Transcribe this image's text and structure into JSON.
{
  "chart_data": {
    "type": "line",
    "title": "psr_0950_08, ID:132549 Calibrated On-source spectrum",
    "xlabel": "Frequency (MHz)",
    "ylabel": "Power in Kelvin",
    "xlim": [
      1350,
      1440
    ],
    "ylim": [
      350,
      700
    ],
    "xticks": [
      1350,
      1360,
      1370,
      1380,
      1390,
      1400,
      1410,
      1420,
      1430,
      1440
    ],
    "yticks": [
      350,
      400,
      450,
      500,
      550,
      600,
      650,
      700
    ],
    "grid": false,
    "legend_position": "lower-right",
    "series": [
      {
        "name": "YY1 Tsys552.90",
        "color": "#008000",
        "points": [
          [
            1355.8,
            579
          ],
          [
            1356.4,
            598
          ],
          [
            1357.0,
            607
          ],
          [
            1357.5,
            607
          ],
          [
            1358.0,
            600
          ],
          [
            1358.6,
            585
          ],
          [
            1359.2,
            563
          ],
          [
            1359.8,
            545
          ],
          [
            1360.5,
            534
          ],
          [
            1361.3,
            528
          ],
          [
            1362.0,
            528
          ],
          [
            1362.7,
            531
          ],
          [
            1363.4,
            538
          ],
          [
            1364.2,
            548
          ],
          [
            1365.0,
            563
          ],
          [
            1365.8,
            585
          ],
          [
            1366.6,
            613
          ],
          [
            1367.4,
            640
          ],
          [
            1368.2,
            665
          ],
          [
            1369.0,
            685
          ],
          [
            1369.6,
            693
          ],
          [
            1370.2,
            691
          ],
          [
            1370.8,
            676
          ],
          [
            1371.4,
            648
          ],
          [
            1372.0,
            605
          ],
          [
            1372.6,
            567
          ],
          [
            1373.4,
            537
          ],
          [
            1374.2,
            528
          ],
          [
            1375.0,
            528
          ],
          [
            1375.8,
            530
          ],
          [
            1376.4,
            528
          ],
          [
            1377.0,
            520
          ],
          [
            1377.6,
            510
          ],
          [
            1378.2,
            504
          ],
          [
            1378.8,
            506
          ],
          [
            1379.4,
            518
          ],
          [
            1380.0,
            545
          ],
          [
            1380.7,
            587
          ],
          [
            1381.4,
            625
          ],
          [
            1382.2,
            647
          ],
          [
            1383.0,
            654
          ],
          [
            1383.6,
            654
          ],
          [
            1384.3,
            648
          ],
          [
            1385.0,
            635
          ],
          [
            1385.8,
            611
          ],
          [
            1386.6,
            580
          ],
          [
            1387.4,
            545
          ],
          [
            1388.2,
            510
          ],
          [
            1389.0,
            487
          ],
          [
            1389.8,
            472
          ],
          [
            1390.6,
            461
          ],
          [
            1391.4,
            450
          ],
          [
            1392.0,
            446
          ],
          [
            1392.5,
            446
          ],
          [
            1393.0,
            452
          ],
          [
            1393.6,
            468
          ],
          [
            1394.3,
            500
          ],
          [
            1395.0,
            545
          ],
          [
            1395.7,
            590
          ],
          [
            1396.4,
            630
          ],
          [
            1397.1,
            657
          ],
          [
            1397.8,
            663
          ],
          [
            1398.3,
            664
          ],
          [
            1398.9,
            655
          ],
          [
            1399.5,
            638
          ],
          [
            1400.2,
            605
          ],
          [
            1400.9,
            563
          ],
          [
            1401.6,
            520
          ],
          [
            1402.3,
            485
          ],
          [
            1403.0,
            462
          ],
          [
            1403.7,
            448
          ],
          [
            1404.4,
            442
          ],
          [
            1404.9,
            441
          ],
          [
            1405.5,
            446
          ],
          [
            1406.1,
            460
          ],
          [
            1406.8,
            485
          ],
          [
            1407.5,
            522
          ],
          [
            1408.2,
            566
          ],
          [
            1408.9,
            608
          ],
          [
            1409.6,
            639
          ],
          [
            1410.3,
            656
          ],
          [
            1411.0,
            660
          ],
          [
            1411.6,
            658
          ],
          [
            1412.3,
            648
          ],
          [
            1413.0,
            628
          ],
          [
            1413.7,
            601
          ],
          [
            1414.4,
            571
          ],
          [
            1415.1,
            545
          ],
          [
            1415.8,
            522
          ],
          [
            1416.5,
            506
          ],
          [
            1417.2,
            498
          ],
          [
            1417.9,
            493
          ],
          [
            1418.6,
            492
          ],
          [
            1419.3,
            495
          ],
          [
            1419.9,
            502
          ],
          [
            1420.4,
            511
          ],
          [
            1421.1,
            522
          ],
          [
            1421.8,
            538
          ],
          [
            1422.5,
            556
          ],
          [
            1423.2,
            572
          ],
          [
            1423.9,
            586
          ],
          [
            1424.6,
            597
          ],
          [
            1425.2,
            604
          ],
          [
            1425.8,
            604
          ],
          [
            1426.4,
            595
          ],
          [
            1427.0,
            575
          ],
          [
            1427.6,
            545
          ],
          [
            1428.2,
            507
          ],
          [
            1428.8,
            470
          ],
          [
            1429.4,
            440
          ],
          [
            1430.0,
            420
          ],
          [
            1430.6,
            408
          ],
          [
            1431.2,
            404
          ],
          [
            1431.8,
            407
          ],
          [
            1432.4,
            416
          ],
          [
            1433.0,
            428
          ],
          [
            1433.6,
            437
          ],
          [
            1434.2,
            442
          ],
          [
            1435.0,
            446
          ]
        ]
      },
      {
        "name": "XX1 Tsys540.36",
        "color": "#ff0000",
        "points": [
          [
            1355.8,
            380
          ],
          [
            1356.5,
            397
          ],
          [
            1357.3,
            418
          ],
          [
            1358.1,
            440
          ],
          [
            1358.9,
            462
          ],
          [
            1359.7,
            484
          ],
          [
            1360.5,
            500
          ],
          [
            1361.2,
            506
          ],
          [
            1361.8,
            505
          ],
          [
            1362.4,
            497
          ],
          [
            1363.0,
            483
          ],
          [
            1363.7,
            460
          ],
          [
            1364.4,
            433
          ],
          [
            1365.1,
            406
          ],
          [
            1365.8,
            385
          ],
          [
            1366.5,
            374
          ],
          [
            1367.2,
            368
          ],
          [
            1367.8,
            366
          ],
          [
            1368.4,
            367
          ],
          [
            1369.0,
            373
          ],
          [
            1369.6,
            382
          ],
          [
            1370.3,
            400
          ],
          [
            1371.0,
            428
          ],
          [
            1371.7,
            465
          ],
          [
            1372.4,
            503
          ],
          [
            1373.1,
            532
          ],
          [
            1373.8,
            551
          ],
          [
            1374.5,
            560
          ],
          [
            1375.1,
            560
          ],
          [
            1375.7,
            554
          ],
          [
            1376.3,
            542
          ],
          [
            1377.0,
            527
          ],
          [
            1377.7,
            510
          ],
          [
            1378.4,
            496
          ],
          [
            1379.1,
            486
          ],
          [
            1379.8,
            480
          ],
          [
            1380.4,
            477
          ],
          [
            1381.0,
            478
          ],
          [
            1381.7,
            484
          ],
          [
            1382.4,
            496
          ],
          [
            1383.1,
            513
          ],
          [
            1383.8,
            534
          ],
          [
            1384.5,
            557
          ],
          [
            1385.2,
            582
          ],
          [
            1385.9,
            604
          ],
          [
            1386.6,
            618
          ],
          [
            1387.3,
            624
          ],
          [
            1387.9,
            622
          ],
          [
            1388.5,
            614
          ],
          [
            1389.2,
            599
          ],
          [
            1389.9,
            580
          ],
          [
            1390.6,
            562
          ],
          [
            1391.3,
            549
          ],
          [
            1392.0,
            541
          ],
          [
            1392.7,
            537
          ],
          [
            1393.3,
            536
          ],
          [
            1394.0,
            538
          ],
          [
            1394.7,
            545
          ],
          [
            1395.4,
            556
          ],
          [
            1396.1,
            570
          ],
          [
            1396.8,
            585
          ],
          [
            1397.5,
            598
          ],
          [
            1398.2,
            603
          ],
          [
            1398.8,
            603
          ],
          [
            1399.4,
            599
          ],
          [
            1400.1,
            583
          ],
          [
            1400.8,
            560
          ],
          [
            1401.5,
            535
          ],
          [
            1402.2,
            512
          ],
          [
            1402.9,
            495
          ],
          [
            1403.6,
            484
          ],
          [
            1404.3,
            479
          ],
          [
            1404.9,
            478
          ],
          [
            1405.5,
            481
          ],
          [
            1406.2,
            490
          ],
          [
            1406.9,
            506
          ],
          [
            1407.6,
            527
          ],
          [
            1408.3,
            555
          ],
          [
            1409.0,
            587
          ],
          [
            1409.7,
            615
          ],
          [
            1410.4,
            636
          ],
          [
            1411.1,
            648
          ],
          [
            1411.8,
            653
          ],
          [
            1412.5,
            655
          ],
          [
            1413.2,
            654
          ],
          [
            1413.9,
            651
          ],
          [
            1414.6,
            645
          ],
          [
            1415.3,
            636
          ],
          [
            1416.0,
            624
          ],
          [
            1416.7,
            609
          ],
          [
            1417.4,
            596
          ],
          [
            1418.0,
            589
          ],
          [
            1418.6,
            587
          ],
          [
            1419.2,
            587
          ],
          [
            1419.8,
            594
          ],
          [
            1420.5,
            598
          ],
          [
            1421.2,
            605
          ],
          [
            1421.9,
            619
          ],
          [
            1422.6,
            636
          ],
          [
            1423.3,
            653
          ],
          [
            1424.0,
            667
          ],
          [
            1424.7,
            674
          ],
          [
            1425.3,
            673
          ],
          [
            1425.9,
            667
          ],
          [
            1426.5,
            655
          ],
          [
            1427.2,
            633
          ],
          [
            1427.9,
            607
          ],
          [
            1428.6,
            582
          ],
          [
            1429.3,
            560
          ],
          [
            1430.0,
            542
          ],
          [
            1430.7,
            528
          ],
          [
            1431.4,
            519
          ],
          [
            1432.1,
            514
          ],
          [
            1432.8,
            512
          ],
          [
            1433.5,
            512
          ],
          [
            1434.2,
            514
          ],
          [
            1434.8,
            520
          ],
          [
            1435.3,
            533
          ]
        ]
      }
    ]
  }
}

# Problem
Check each line of the records above for "name", and copy those that have it.

# Written response
        "name": "YY1 Tsys552.90",
        "name": "XX1 Tsys540.36",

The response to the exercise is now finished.